> _EXERCISE INSTRUCTIONS_
Records follow. Copy every line with "Plates".
** BEGIN **
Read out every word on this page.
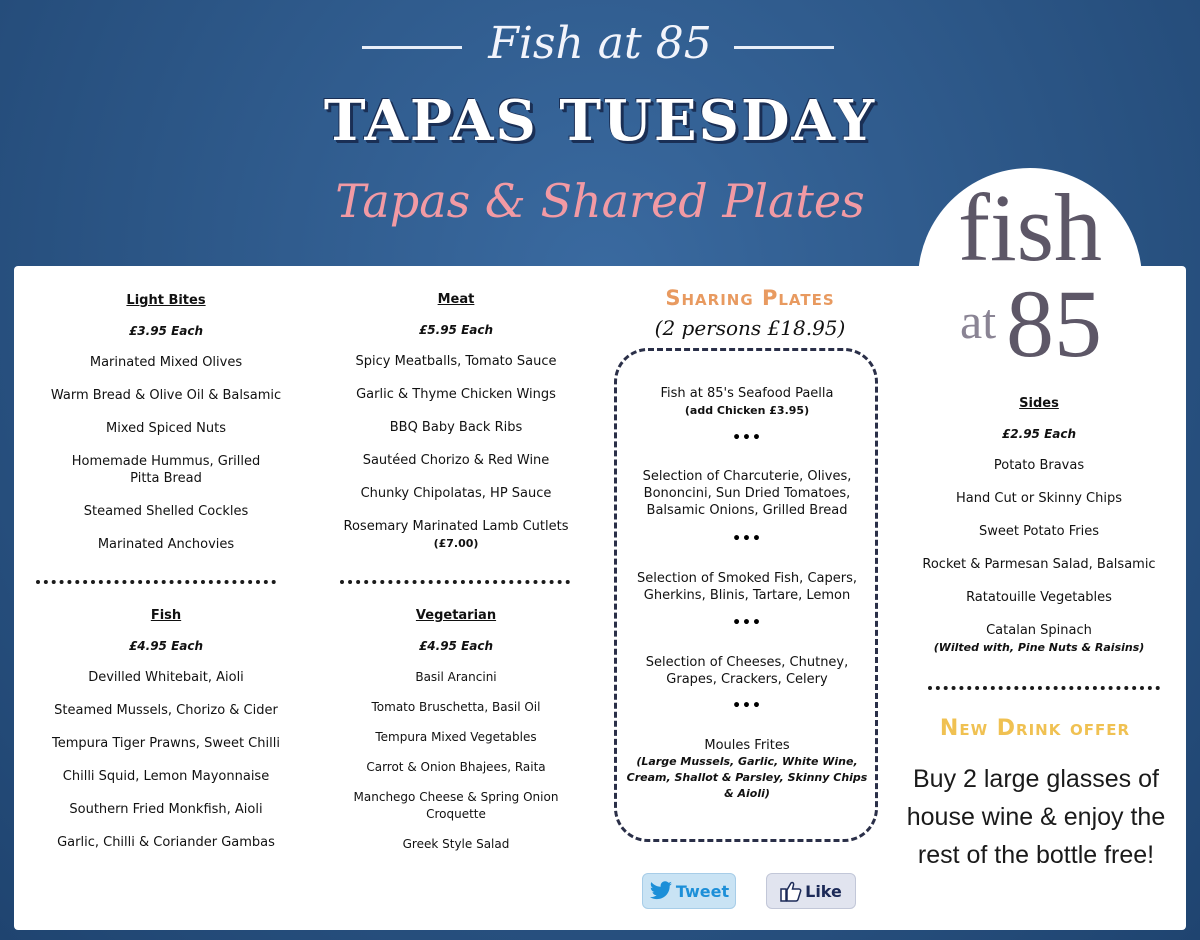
Fish at 85
TAPAS TUESDAY
Tapas & Shared Plates fish
at 85
Light Bites
£3.95 Each
Marinated Mixed Olives
Warm Bread & Olive Oil & Balsamic
Mixed Spiced Nuts
Homemade Hummus, Grilled Pitta Bread
Steamed Shelled Cockles
Marinated Anchovies
Fish
£4.95 Each
Devilled Whitebait, Aioli
Steamed Mussels, Chorizo & Cider
Tempura Tiger Prawns, Sweet Chilli
Chilli Squid, Lemon Mayonnaise
Southern Fried Monkfish, Aioli
Garlic, Chilli & Coriander Gambas
Meat
£5.95 Each
Spicy Meatballs, Tomato Sauce
Garlic & Thyme Chicken Wings
BBQ Baby Back Ribs
Sautéed Chorizo & Red Wine
Chunky Chipolatas, HP Sauce
Rosemary Marinated Lamb Cutlets
(£7.00)
Vegetarian
£4.95 Each
Basil Arancini
Tomato Bruschetta, Basil Oil
Tempura Mixed Vegetables
Carrot & Onion Bhajees, Raita
Manchego Cheese & Spring Onion Croquette
Greek Style Salad
Sharing Plates
(2 persons £18.95)
Fish at 85's Seafood Paella
(add Chicken £3.95)
•••
Selection of Charcuterie, Olives, Bononcini, Sun Dried Tomatoes, Balsamic Onions, Grilled Bread
•••
Selection of Smoked Fish, Capers, Gherkins, Blinis, Tartare, Lemon
•••
Selection of Cheeses, Chutney, Grapes, Crackers, Celery
•••
Moules Frites
(Large Mussels, Garlic, White Wine, Cream, Shallot & Parsley, Skinny Chips & Aioli)
Sides
£2.95 Each
Potato Bravas
Hand Cut or Skinny Chips
Sweet Potato Fries
Rocket & Parmesan Salad, Balsamic
Ratatouille Vegetables
Catalan Spinach
(Wilted with, Pine Nuts & Raisins)
New Drink offer
Buy 2 large glasses of house wine & enjoy the rest of the bottle free!
Tweet	Like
** END **
> _SOLUTION TO THIS PROBLEM_
Tapas & Shared Plates fish
Sharing Plates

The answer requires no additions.